- _EXCERTO DO TEXTO_:
:::::
O colangiocarcinoma, ou cancro das vias biliares, é uma doença rara, agressiva e maligna que na maioria dos casos é diagnosticada tardiamente devido à ausência de sintomas específicos e exames de rastreio eficazes.
Taxa de sobrevivência a cinco anos é inferior a 5%
A taxa de sobrevivência a cinco anos é inferior a 5% e 75% dos doentes morrem no primeiro ano após o diagnóstico. Considera-se que este cancro tem um impacto social e económico significativo, levando a um elevado desgaste emocional e físico dos doentes.
Classicamente estes tumores são tratados com quimioterapia e mais recentemente com imunoterapia.
Nos últimos anos têm surgido novas abordagens terapêuticas direcionadas, desenvolvidas especificamente para as alterações genéticas mais prevalentes associadas a estes tumores.
Desde maio de 2023, Portugal e outros países europeus aprovaram um medicamento considerado inovador para portadores da mutação no gene IDH1, que passaram anteriormente por outras linhas de tratamento, mas o fármaco chamado Ivosidenib permanece em fase de avaliação para comparticipação.
"O único tratamento curativo destes tumores é a cirurgia. Mas quando a doença está metastizada [alastrou a outros órgãos] podem-se fazer tratamentos inovadores (...). Já há medicamentos para duas mutações e uma delas é o IDH1. O Ivosidenib é um medicamento que atua na [enzima] IDH1 que está alterada em cerca de 10% a 20% destes doentes. O problema está no acesso. Infelizmente em Portugal temos sempre um longo caminho até ao reembolso dos medicamentos", disse Joana Marinho.
:::::
- _DADOS FORNECIDOS_:
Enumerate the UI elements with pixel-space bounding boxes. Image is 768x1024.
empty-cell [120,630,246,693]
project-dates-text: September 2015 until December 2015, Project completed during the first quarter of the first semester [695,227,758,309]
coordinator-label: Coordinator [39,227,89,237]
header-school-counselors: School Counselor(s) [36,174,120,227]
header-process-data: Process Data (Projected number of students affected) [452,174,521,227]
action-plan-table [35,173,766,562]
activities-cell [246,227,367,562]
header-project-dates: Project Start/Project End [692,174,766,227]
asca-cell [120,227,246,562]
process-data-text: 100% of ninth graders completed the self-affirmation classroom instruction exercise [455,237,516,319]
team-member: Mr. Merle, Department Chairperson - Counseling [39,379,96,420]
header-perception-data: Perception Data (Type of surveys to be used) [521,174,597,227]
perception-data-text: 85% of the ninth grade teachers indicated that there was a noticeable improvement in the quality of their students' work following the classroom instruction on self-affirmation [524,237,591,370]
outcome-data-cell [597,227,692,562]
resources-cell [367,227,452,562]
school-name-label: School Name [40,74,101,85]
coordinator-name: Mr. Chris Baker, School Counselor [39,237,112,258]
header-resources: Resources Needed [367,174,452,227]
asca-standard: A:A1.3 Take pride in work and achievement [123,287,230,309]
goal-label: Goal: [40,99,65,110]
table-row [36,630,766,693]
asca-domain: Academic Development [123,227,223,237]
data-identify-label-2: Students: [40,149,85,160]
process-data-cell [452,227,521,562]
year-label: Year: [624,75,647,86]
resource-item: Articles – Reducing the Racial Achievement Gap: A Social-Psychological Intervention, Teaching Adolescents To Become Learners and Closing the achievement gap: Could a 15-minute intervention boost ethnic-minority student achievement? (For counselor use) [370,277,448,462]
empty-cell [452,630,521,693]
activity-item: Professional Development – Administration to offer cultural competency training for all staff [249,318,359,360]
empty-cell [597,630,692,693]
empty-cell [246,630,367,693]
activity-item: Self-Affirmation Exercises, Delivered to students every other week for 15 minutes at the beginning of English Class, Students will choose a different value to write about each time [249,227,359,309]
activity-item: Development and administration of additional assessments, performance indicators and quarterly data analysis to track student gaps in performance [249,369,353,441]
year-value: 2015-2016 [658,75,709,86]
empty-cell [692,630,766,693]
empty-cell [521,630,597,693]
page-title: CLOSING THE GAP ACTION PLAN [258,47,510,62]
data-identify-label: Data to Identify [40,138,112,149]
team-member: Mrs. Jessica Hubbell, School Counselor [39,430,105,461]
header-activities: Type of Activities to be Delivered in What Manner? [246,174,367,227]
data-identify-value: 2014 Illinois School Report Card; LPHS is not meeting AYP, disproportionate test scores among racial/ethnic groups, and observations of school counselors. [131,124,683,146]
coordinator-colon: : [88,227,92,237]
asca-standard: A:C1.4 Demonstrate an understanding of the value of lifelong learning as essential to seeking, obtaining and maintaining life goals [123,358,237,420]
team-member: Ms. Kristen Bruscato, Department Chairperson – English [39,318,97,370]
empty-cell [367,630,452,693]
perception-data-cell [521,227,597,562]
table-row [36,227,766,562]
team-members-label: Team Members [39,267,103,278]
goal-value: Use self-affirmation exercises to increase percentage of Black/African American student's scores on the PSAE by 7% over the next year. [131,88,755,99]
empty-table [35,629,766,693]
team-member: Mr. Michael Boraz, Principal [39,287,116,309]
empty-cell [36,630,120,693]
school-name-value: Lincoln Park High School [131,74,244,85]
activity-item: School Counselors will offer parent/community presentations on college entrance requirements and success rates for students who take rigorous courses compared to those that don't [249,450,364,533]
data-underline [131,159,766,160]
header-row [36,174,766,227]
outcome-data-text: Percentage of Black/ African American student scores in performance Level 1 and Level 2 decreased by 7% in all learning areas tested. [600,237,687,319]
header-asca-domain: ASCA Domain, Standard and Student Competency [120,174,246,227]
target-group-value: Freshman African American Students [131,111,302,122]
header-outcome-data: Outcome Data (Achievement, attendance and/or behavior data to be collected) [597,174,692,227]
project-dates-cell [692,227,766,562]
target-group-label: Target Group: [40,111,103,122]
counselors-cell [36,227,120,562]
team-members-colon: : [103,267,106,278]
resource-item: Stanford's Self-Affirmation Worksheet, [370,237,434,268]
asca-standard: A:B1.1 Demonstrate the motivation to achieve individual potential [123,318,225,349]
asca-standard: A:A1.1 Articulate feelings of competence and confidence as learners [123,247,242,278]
:::::
- _O QUE FAZER_: Transcreva o texto sobre o colangiocarcinoma do início ao fim, sem qualquer alteração.

- _RESULTADO DA TAREFA_:
O colangiocarcinoma, ou cancro das vias biliares, é uma doença rara, agressiva e maligna que na maioria dos casos é diagnosticada tardiamente devido à ausência de sintomas específicos e exames de rastreio eficazes.
Taxa de sobrevivência a cinco anos é inferior a 5%
A taxa de sobrevivência a cinco anos é inferior a 5% e 75% dos doentes morrem no primeiro ano após o diagnóstico. Considera-se que este cancro tem um impacto social e económico significativo, levando a um elevado desgaste emocional e físico dos doentes.
Classicamente estes tumores são tratados com quimioterapia e mais recentemente com imunoterapia.
Nos últimos anos têm surgido novas abordagens terapêuticas direcionadas, desenvolvidas especificamente para as alterações genéticas mais prevalentes associadas a estes tumores.
Desde maio de 2023, Portugal e outros países europeus aprovaram um medicamento considerado inovador para portadores da mutação no gene IDH1, que passaram anteriormente por outras linhas de tratamento, mas o fármaco chamado Ivosidenib permanece em fase de avaliação para comparticipação.
"O único tratamento curativo destes tumores é a cirurgia. Mas quando a doença está metastizada [alastrou a outros órgãos] podem-se fazer tratamentos inovadores (...). Já há medicamentos para duas mutações e uma delas é o IDH1. O Ivosidenib é um medicamento que atua na [enzima] IDH1 que está alterada em cerca de 10% a 20% destes doentes. O problema está no acesso. Infelizmente em Portugal temos sempre um longo caminho até ao reembolso dos medicamentos", disse Joana Marinho.